• **Goal of the exercise**:
All lines featuring the string "Current" are to be listed.

(Entries taken from a collection)
## BEGIN

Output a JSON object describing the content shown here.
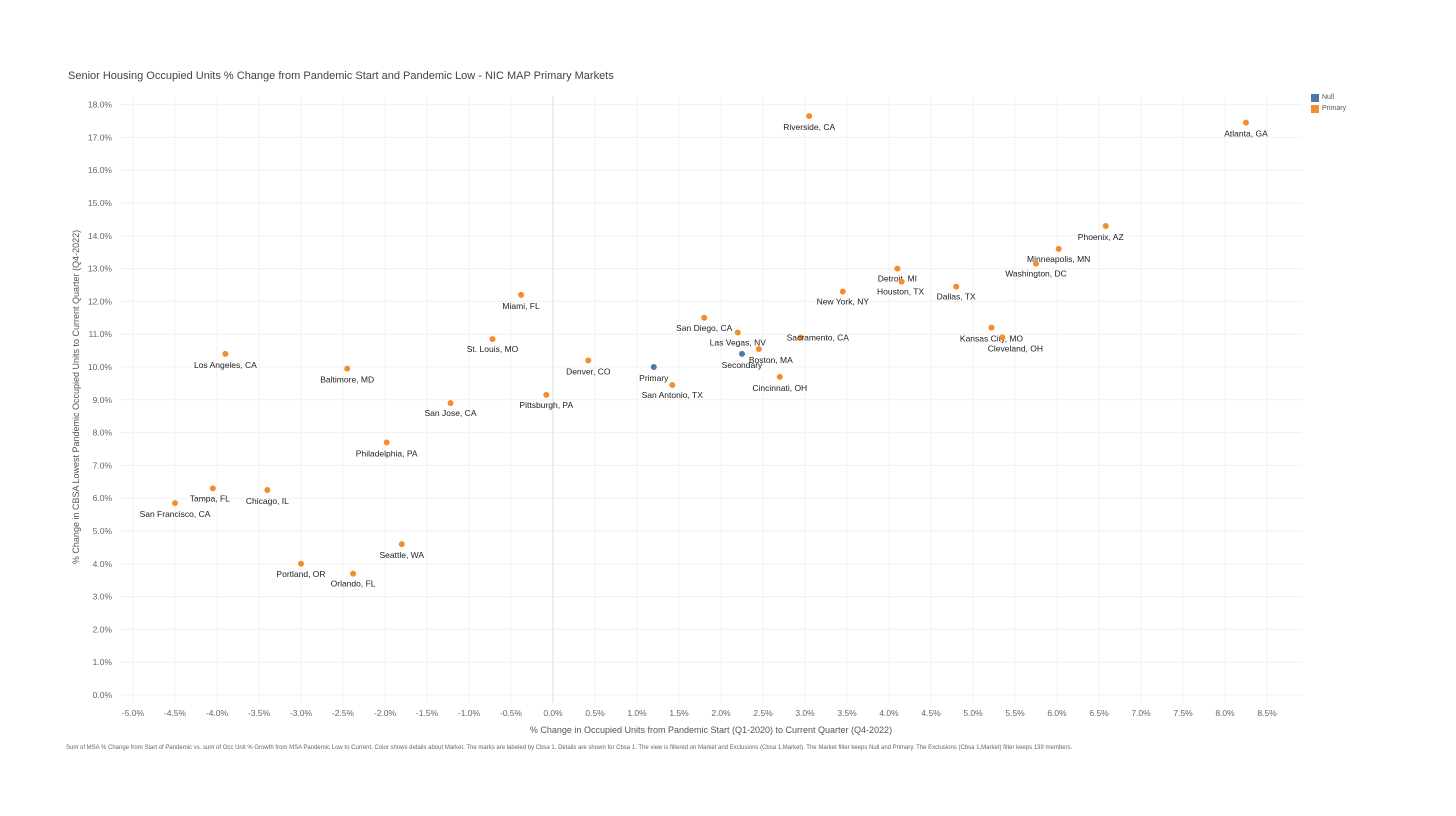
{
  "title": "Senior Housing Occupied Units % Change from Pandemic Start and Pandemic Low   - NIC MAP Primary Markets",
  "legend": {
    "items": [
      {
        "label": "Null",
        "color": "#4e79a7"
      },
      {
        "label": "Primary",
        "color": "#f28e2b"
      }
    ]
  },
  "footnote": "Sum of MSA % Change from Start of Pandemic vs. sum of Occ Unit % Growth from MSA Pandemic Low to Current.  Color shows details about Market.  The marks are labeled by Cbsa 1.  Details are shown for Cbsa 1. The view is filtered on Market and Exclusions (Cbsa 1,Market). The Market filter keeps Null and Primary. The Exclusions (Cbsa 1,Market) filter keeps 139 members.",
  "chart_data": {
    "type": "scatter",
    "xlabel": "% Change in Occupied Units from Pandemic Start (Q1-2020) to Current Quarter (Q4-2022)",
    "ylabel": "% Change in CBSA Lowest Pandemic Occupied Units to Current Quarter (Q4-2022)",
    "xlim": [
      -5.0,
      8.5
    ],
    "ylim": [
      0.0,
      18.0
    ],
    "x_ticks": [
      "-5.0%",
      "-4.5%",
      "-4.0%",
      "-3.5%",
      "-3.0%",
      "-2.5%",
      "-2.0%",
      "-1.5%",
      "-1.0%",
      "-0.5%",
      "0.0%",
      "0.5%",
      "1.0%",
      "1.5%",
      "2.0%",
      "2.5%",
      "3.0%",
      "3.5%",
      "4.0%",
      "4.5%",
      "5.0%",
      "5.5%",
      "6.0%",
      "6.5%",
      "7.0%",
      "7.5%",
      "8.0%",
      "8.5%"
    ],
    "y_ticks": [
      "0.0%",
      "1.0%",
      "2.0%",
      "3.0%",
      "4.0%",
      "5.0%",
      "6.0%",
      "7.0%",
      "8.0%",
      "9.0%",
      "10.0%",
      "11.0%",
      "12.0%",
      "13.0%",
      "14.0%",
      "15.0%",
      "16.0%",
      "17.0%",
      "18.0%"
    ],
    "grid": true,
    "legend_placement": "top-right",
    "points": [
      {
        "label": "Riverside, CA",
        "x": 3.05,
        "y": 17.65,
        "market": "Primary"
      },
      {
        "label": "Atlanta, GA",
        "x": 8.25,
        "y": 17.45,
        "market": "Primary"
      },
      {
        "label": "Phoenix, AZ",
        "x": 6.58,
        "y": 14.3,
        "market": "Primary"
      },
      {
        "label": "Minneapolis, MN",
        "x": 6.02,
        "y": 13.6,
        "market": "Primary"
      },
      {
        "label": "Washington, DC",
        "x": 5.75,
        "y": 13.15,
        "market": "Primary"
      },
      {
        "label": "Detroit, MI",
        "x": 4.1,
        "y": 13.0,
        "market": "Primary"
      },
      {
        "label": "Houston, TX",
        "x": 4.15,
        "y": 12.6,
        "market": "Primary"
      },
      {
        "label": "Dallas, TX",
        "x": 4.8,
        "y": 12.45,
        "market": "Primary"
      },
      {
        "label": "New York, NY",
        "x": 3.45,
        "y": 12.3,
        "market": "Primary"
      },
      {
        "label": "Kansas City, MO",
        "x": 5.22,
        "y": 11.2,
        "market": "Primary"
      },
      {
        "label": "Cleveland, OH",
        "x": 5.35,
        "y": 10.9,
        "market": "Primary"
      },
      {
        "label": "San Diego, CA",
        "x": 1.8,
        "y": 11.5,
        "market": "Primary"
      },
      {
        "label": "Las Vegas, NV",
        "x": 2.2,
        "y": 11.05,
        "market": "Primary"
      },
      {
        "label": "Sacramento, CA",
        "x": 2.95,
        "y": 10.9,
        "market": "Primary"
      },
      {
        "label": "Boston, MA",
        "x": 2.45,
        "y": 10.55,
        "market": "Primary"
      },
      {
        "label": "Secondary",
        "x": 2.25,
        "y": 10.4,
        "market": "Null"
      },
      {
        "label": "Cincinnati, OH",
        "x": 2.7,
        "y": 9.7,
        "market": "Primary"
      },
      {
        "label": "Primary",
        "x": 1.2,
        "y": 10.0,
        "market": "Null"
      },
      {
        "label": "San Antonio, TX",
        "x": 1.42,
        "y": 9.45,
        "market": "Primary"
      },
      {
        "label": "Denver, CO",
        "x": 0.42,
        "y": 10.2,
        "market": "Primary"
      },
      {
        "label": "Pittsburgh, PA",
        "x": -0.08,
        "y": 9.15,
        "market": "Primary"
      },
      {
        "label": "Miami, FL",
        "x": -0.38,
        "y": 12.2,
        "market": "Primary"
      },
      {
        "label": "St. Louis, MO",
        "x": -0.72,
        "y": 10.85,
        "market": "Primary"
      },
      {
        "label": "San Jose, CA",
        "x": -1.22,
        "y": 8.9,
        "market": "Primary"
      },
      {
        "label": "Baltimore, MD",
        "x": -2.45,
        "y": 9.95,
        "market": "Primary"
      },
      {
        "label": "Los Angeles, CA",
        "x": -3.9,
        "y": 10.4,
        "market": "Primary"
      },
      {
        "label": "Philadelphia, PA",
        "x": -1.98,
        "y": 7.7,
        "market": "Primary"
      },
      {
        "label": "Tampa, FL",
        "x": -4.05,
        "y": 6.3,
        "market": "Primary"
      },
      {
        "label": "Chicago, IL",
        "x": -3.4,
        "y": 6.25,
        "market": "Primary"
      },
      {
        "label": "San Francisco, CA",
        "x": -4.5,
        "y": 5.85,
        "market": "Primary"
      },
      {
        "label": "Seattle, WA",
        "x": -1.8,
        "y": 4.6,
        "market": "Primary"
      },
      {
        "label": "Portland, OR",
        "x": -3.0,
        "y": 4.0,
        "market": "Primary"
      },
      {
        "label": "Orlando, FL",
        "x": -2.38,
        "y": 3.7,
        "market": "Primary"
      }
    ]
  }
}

## END
## BEGIN

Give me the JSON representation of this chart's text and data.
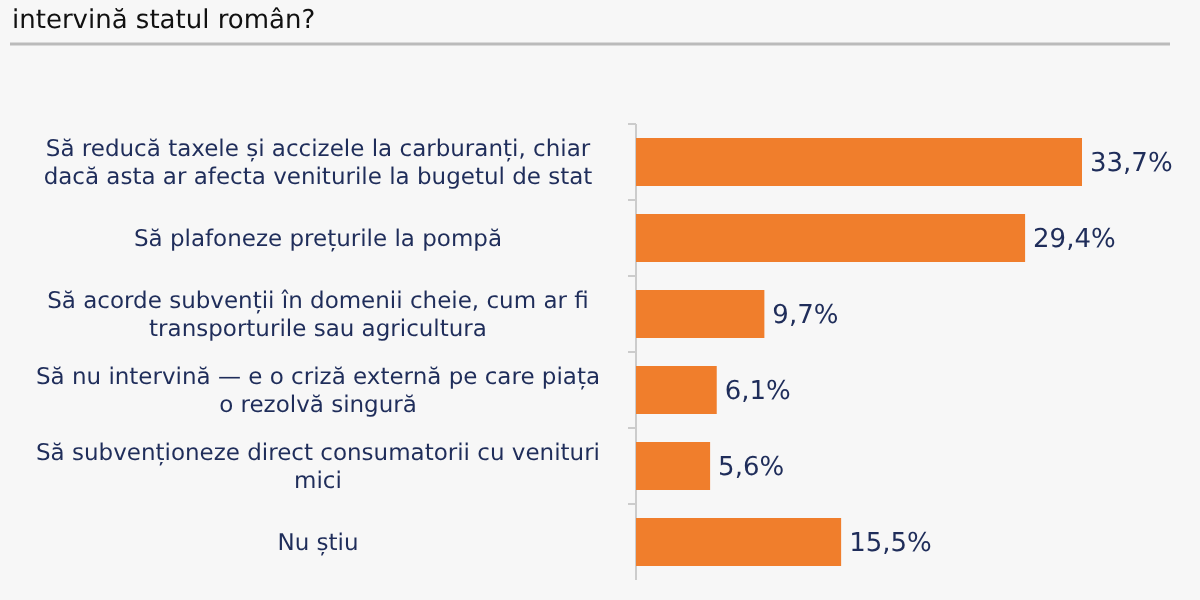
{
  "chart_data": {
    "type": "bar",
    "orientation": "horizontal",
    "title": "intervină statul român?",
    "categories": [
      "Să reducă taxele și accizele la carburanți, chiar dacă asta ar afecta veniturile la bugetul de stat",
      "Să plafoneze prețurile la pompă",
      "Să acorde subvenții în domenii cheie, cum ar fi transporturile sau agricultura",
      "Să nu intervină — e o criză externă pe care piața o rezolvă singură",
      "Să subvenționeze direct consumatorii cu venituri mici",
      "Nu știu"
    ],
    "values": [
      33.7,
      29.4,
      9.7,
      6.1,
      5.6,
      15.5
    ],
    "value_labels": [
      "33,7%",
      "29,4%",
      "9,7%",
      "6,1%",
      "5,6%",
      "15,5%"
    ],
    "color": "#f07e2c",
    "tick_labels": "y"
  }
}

## END

• **Task result**:
  "footnote": "Sum of MSA % Change from Start of Pandemic vs. sum of Occ Unit % Growth from MSA Pandemic Low to Current.  Color shows details about Market.  The marks are labeled by Cbsa 1.  Details are shown for Cbsa 1. The view is filtered on Market and Exclusions (Cbsa 1,Market). The Market filter keeps Null and Primary. The Exclusions (Cbsa 1,Market) filter keeps 139 members.",
    "xlabel": "% Change in Occupied Units from Pandemic Start (Q1-2020) to Current Quarter (Q4-2022)",
    "ylabel": "% Change in CBSA Lowest Pandemic Occupied Units to Current Quarter (Q4-2022)",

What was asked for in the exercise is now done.